Task details
Copy all lines of the listing that include the string "autocar".

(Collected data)
◆ ◆ ◆ ◆ ◆
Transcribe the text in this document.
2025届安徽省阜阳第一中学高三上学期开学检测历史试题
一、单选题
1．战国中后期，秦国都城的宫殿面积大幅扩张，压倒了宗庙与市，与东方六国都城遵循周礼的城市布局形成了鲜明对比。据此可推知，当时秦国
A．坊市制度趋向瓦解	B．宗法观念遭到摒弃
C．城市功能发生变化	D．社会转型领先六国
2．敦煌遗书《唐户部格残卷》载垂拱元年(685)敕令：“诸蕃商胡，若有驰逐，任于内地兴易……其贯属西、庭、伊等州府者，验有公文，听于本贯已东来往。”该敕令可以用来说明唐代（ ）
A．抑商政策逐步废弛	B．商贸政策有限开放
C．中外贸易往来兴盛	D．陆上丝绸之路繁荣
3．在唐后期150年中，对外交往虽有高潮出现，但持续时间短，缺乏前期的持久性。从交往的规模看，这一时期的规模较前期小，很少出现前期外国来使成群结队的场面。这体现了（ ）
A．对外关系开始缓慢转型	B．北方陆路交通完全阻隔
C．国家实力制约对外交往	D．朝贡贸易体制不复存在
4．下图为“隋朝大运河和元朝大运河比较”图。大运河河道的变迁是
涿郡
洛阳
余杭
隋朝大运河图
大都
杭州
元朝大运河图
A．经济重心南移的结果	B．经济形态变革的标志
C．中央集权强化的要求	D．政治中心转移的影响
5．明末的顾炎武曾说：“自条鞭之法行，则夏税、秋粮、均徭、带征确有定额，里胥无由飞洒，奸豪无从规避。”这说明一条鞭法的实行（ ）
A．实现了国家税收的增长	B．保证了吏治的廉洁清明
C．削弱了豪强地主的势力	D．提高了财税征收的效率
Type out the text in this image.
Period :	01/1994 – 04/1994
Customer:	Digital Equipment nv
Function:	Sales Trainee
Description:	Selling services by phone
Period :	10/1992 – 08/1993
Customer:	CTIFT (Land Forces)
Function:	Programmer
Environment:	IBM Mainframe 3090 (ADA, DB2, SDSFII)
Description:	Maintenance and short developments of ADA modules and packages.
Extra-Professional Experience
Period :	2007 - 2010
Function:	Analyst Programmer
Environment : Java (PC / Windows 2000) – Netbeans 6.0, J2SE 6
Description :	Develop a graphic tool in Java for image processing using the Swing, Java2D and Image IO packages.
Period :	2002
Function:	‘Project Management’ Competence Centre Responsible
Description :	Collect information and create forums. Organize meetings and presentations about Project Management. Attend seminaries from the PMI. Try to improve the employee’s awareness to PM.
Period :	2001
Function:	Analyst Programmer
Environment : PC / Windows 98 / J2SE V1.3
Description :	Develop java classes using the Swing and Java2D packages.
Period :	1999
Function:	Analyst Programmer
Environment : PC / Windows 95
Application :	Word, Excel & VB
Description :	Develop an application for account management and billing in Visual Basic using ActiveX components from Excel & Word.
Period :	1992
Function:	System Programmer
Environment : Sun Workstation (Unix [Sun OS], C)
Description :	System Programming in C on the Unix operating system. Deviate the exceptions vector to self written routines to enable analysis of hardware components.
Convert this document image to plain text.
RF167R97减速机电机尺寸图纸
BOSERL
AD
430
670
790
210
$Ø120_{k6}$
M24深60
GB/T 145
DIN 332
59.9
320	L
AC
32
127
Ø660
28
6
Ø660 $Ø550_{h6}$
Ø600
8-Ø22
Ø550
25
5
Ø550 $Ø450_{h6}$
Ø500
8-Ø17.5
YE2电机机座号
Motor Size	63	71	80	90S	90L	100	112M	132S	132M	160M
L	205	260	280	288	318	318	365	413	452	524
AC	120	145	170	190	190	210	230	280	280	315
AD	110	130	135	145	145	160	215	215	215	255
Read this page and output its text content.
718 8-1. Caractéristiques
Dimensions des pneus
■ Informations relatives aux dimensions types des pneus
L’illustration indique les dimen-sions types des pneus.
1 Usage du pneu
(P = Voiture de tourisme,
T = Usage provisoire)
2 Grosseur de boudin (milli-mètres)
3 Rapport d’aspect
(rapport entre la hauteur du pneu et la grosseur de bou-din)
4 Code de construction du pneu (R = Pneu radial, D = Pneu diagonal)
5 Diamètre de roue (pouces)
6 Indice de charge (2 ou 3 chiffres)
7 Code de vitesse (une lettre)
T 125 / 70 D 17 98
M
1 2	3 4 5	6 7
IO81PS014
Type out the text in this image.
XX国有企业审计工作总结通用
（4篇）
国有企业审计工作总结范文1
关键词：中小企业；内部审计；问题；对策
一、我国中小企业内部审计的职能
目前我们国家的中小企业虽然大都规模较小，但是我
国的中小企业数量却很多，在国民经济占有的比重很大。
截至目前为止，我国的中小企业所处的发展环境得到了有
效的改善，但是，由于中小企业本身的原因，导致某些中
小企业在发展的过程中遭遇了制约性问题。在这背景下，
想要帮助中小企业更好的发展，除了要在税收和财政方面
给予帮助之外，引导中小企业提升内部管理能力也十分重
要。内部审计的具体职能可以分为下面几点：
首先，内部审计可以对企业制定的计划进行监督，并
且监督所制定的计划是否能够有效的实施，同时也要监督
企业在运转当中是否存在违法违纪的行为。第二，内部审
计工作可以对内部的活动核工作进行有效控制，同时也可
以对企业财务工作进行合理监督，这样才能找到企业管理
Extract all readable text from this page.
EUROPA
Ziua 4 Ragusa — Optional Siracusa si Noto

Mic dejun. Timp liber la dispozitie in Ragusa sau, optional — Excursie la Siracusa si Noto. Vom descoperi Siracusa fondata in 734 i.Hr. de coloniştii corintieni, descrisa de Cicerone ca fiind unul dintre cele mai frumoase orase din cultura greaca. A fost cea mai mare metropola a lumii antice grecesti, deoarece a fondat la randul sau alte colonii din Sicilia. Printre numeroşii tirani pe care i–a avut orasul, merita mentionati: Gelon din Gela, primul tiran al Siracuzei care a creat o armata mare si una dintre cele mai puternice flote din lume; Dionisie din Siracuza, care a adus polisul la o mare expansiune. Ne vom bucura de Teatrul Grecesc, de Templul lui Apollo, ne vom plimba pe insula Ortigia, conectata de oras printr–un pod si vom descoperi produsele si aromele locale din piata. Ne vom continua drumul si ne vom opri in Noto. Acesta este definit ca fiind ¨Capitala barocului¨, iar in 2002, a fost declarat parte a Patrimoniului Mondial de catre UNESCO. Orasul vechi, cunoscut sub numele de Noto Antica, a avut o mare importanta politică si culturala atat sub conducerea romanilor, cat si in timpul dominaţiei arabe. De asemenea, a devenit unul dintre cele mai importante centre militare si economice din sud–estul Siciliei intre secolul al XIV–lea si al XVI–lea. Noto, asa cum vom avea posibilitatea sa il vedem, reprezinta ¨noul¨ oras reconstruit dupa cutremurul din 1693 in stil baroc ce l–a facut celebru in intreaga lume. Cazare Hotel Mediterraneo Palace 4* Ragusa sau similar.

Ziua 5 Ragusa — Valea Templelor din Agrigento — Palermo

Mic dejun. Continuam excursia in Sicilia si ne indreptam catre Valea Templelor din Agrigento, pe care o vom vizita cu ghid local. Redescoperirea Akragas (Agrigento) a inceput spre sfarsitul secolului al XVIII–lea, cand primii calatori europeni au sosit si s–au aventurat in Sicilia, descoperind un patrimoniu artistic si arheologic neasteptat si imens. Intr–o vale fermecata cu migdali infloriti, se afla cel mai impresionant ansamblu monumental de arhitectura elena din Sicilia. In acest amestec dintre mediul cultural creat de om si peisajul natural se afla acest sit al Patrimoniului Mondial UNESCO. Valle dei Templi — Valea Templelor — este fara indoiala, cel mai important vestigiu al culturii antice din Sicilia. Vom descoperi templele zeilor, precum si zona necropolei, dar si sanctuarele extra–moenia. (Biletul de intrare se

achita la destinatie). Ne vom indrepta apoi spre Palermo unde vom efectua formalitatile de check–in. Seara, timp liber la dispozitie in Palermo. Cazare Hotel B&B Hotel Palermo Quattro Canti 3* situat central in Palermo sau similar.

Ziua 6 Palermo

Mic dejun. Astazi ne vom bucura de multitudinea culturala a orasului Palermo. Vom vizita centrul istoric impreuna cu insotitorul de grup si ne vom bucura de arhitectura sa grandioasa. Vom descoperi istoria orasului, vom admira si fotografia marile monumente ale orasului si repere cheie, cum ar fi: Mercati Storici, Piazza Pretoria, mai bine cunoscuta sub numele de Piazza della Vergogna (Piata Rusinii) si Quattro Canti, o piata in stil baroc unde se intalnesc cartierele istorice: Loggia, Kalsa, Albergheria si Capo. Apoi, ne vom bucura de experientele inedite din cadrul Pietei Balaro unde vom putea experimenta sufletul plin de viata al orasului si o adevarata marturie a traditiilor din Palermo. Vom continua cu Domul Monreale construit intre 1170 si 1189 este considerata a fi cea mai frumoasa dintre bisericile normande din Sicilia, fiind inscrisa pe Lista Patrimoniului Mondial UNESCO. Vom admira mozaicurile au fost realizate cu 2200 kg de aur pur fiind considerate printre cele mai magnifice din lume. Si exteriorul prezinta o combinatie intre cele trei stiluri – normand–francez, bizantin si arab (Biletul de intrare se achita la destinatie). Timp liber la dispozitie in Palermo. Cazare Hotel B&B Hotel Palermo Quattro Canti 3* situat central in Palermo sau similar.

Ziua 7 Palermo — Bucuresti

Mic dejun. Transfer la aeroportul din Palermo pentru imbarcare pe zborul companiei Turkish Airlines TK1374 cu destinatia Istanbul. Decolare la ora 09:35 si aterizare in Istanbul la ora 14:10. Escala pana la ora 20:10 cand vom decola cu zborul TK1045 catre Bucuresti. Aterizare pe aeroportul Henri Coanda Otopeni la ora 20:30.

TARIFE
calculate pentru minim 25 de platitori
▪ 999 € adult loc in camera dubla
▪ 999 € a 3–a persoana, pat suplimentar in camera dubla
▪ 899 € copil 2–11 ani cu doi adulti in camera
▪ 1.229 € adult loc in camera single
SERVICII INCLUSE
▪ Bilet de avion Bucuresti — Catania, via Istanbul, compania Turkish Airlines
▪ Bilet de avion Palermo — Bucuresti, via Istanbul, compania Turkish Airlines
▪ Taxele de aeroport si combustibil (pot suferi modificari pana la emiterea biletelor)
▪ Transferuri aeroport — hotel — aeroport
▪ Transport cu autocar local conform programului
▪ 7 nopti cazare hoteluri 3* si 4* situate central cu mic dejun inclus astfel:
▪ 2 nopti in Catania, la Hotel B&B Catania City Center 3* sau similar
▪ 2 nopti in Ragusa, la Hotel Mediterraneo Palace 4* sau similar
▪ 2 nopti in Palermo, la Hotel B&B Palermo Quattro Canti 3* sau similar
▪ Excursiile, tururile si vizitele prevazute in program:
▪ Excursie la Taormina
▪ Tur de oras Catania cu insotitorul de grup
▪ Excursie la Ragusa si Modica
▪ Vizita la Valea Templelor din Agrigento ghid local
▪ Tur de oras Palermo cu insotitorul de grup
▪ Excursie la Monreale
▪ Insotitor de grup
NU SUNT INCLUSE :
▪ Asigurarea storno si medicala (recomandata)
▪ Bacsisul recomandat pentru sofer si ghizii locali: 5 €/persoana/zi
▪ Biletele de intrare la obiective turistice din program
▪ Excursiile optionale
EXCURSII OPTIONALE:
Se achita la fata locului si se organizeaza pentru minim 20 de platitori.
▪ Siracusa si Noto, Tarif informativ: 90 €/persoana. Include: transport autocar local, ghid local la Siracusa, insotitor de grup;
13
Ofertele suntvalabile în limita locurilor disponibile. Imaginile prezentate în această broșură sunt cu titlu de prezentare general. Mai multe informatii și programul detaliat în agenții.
◆ ◆ ◆ ◆ ◆
Correct result
▪ Transport cu autocar local conform programului
▪ Siracusa si Noto, Tarif informativ: 90 €/persoana. Include: transport autocar local, ghid local la Siracusa, insotitor de grup;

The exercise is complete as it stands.